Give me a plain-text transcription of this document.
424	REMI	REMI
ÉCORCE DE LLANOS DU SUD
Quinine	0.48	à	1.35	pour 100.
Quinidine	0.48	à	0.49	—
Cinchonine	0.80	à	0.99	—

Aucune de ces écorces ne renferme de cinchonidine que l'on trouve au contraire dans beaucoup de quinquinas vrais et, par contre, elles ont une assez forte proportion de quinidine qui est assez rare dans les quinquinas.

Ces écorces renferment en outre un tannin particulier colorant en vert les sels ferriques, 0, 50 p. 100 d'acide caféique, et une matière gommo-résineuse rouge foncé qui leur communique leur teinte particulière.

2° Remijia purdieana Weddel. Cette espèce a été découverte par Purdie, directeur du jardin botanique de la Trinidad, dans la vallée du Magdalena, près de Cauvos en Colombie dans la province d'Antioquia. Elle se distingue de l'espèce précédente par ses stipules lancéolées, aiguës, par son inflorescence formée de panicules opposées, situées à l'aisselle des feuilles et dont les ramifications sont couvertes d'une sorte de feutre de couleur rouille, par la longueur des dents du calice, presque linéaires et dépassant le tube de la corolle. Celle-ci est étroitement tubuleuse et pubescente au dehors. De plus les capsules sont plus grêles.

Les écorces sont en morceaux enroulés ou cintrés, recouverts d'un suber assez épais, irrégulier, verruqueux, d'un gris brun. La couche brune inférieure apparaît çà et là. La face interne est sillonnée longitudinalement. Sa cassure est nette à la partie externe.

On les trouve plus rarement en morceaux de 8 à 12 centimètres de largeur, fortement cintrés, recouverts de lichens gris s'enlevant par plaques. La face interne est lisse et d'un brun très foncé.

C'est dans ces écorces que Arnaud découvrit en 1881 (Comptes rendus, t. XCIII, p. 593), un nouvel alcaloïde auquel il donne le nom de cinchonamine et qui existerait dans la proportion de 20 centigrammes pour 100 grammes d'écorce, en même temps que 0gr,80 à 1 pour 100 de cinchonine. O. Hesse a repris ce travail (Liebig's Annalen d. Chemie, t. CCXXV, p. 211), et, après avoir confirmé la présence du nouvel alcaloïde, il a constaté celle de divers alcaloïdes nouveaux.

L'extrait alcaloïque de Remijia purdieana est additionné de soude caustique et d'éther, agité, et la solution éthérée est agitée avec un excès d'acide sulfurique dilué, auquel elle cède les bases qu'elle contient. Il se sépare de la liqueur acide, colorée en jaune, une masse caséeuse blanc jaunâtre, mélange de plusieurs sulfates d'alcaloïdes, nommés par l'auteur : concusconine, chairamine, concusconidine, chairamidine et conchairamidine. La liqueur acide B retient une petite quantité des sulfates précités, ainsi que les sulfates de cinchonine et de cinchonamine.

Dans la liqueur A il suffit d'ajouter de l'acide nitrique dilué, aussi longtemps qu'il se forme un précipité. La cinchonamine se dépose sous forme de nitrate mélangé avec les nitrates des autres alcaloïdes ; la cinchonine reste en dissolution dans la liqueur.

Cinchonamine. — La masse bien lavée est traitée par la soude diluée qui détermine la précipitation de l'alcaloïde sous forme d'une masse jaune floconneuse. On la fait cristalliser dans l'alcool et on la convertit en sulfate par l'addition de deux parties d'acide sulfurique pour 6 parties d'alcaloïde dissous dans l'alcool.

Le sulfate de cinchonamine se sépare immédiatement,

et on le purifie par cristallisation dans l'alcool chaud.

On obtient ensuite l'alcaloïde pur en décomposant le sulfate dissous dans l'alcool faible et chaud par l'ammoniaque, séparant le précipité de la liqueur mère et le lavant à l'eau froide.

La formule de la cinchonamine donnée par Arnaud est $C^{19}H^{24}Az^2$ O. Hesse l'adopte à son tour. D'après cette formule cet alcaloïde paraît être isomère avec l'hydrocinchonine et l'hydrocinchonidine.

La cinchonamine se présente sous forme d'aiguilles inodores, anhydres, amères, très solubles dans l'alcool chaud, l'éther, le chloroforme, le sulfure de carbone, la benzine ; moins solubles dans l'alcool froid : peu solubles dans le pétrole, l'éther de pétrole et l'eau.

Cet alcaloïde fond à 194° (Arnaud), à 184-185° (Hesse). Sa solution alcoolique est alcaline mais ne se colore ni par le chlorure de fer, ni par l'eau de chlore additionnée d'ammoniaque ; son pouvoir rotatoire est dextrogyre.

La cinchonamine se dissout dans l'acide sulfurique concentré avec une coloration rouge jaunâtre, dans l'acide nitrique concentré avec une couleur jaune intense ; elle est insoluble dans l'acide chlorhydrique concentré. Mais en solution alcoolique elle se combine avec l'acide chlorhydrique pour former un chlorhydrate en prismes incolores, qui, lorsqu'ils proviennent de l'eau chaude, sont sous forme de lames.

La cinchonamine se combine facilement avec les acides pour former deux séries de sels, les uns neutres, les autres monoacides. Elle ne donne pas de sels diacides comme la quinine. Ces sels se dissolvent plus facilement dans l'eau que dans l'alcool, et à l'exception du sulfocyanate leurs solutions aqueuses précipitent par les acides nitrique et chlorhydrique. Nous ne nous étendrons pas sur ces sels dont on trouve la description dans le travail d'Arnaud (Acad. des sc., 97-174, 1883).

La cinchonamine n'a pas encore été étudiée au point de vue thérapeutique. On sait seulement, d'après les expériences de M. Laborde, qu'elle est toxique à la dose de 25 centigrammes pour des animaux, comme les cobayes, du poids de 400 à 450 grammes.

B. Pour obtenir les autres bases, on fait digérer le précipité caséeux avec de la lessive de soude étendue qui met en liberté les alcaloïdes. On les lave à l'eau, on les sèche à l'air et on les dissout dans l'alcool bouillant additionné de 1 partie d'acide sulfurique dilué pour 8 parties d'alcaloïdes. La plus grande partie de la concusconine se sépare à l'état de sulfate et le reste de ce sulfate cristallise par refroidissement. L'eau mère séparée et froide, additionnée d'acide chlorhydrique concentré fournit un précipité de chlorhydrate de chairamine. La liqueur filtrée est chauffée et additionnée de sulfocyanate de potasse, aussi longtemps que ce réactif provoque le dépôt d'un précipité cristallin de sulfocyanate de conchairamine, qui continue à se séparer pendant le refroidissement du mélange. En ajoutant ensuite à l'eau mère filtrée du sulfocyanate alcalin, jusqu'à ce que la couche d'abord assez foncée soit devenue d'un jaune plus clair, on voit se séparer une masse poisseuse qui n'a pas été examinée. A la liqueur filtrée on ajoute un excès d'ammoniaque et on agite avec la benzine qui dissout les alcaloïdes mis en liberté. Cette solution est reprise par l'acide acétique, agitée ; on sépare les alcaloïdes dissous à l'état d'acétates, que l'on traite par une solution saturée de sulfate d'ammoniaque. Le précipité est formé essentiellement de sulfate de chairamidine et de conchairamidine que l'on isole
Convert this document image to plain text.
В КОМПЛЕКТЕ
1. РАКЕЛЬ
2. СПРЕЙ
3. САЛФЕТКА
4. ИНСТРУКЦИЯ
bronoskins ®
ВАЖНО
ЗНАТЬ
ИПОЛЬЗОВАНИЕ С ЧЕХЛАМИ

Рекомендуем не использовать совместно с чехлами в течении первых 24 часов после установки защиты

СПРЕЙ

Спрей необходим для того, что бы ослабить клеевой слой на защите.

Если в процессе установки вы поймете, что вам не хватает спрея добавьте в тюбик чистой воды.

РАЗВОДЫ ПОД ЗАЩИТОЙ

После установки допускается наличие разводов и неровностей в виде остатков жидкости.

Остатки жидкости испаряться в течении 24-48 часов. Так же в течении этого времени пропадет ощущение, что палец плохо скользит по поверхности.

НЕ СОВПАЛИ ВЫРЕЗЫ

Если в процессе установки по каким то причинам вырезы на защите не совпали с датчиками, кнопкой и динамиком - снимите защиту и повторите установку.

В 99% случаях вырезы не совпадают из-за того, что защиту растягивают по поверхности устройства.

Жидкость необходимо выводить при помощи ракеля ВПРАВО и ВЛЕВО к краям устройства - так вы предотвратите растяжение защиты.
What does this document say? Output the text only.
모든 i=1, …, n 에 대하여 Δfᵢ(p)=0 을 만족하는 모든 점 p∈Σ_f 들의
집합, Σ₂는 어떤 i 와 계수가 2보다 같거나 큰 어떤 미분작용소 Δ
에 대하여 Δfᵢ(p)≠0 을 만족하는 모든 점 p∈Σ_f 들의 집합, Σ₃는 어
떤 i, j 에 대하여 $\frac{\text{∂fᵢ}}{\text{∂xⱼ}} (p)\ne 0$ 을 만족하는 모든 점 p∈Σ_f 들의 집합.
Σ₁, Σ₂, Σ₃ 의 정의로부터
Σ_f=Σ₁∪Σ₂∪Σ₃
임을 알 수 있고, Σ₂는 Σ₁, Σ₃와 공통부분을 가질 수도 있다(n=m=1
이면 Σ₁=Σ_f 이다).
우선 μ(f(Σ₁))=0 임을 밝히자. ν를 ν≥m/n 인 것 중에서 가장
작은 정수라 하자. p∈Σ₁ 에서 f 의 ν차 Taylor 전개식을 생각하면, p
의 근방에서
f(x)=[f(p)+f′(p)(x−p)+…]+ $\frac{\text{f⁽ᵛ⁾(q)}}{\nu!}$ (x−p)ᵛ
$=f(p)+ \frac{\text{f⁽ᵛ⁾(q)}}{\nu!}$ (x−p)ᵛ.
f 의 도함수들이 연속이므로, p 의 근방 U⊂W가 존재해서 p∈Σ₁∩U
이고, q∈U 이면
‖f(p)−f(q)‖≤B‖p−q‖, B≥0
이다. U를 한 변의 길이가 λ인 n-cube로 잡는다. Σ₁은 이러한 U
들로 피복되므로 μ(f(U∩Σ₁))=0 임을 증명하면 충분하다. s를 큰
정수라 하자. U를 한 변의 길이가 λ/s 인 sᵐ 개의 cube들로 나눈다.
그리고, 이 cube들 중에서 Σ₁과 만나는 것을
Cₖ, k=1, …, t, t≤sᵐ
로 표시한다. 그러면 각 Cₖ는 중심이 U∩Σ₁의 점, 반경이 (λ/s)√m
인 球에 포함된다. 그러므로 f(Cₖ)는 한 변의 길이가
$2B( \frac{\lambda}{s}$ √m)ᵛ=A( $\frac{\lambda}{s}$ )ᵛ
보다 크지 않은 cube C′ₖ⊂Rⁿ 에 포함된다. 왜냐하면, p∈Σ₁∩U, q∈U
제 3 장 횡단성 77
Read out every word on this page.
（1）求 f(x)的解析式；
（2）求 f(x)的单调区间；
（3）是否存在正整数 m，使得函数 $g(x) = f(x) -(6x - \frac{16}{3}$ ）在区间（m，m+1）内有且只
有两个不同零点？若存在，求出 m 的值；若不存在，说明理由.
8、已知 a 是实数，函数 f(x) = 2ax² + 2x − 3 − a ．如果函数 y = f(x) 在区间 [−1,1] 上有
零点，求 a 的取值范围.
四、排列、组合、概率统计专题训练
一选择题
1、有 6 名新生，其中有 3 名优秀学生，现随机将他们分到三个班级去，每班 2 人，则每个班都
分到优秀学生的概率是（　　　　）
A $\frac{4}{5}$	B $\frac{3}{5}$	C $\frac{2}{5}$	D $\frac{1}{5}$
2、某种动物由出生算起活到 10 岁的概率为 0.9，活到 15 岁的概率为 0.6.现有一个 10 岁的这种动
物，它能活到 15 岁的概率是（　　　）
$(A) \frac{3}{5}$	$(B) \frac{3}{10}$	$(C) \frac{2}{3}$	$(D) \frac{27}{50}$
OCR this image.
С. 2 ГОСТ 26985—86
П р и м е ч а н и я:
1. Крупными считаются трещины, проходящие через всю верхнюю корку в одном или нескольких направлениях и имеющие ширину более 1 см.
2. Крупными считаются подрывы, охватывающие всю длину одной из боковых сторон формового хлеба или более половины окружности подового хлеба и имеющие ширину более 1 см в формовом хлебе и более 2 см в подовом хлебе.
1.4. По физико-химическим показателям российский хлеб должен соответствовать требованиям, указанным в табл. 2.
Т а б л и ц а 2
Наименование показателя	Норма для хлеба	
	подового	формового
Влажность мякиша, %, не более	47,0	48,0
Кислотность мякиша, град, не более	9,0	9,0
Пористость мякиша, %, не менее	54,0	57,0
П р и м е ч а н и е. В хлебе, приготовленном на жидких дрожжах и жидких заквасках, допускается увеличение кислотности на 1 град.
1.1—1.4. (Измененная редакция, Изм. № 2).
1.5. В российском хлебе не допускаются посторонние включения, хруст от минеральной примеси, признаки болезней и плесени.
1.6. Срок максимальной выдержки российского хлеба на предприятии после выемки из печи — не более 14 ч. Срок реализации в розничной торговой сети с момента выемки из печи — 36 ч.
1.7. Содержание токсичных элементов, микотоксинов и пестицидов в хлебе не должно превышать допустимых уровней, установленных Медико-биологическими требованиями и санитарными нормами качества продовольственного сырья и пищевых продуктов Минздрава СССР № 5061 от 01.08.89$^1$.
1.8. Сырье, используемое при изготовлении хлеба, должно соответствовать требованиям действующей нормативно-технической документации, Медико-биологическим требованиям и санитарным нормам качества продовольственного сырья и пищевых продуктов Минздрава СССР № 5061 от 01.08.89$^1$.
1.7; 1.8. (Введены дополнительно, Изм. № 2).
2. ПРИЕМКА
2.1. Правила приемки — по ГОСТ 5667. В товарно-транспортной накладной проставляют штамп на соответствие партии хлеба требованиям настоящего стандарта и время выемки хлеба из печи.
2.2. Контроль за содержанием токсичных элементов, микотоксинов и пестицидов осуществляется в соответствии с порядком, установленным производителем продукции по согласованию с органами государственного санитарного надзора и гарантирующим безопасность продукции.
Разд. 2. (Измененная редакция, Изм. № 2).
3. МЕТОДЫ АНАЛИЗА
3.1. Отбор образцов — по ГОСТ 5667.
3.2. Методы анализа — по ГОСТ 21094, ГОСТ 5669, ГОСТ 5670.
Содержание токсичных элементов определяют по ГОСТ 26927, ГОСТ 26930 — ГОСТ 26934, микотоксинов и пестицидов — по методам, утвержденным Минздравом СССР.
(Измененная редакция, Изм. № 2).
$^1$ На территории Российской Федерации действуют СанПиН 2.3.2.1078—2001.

=== AIM OF THE TASK ===
Pick out the lines above containing the word "имеющие", then copy them.

=== REPLY ===
1. Крупными считаются трещины, проходящие через всю верхнюю корку в одном или нескольких направлениях и имеющие ширину более 1 см.
2. Крупными считаются подрывы, охватывающие всю длину одной из боковых сторон формового хлеба или более половины окружности подового хлеба и имеющие ширину более 1 см в формовом хлебе и более 2 см в подовом хлебе.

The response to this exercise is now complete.